▶ Tarefas do exercício:
A) Responda às perguntas com base no texto sobre a 7ª DP, mais abaixo:
(i) Em que bairro fica a 7ª Delegacia de Polícia Civil?
(ii) Quanto tempo depois da primeira visita os visitantes voltaram ao local?
(iii) Quem permanece no local durante a noite fazendo a guarda patrimonial?
B) Por favor, reproduza o trecho do texto sobre a 7ª DP que vai de "Nada foi feito e" a "a guarda patrimonial.".

▶ Texto de leitura:
______________________________

Rio Grande do Norte, domingo, 19 de maio de 2024

Carta Potiguar - uma alternativa crítica

publicado em 15 de julho de 2013

7ª DP: O Caos Revisitado

postado por Ivenio Hermes

O Caos Revisitado (3)Uma tonalidade a mais de desrespeito

Nada mudou

Em 18 de dezembro de 2012, visitamos a 7ª Delegacia de Polícia Civil, localizada no bairro Quintas, e realizamos um levantamento fotográfico objetivando sensibilizar o Governo do RN sobre as condições caóticas em que os policiais trabalhavam naquela DP. Seis meses após aquela visita, voltamos àquele ambiente para registrar quais providências haviam sido tomadas e sem nenhum espanto constatamos que nada foi feito.

Nada foi feito e os policiais de plantão já descreem da imprensa que já os visitou várias vezes nesse meio tempo, fotografou e nada publicou a respeito.

Como analista de segurança pública fui convidado para registrar o quadro atual em que se encontram as instalações. Naquelas ruínas, pois aquilo não pode ser mais chamado de prédio, já habitaram encarcerados, contudo de lá foram retirados porque a construção não reunia condições mínimas para que seres humanos ali vivessem.

Enquanto o sistema penitenciário considerava o local inapropriado para o ser humano, não há nenhuma autoridade que assim o considere para evitar que policiais civis nele trabalhem todos os dias e durante a noite, um cabo aposentado da Polícia Militar nele permaneça fazendo a guarda patrimonial.

As condições subumanas são visíveis e qualquer gestor público que tenha o mínimo interesse em seus servidores tomaria uma atitude para evitar que eles adoecessem ou perdessem o interesse pelo trabalho, contudo o caos que foi constatado em dezembro de 2012 piorou mais ainda e hoje, os servidores e o público que utilizam aquelas instalações sofrem risco de morte.

O Caos Revisitado (4)Relatos do descaso

Enquanto estávamos visitando a 7ª DP, entrevistamos alguns servidores e recebemos deles relatos sobre o descaso em que trabalham. Percebemos a indignação no olhar dos servidores e a apatia que se instalou neles devido à incredulidade no Governo do RN, e assim, desmotivados, alguns já em aparente depressão, eles comentaram suas situações.

______________________________

▶ Dados fornecidos:
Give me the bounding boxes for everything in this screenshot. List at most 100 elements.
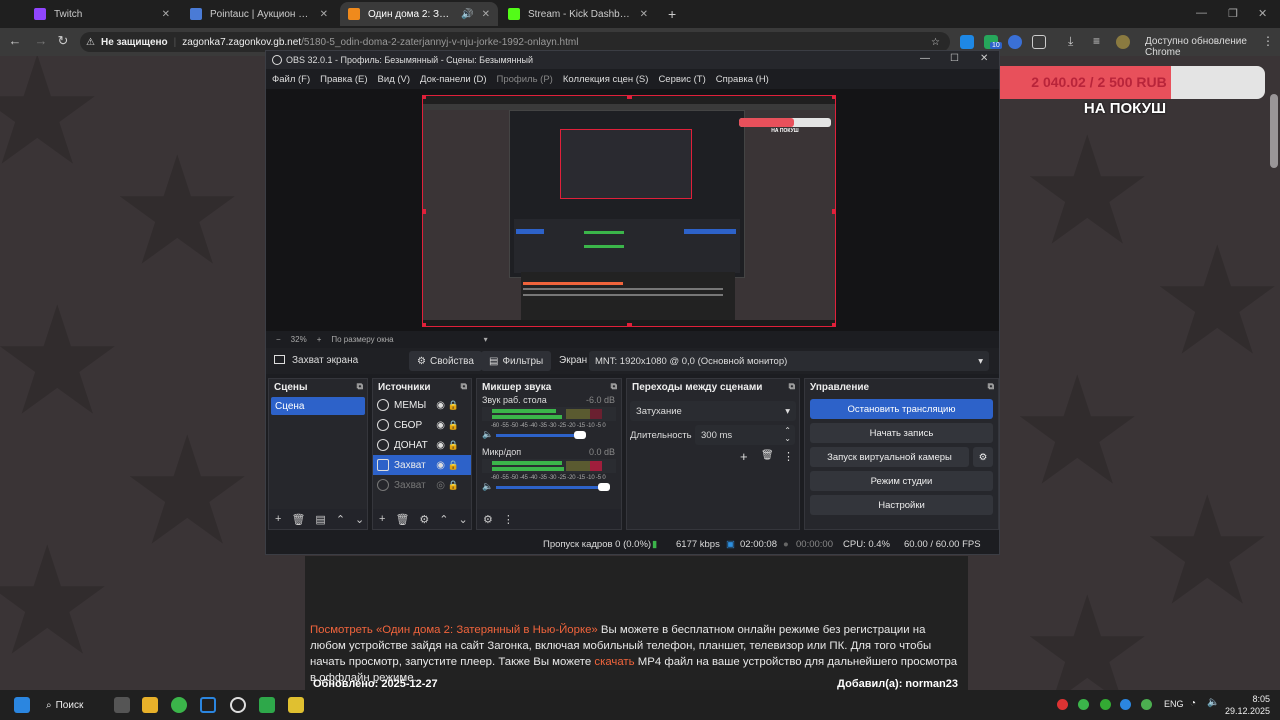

______________________________

▶ Resultados finais:
A)
(i) No bairro Quintas.
(ii) Seis meses.
(iii) Um cabo aposentado da Polícia Militar.

B)
Nada foi feito e os policiais de plantão já descreem da imprensa que já os visitou várias vezes nesse meio tempo, fotografou e nada publicou a respeito.

Como analista de segurança pública fui convidado para registrar o quadro atual em que se encontram as instalações. Naquelas ruínas, pois aquilo não pode ser mais chamado de prédio, já habitaram encarcerados, contudo de lá foram retirados porque a construção não reunia condições mínimas para que seres humanos ali vivessem.

Enquanto o sistema penitenciário considerava o local inapropriado para o ser humano, não há nenhuma autoridade que assim o considere para evitar que policiais civis nele trabalhem todos os dias e durante a noite, um cabo aposentado da Polícia Militar nele permaneça fazendo a guarda patrimonial.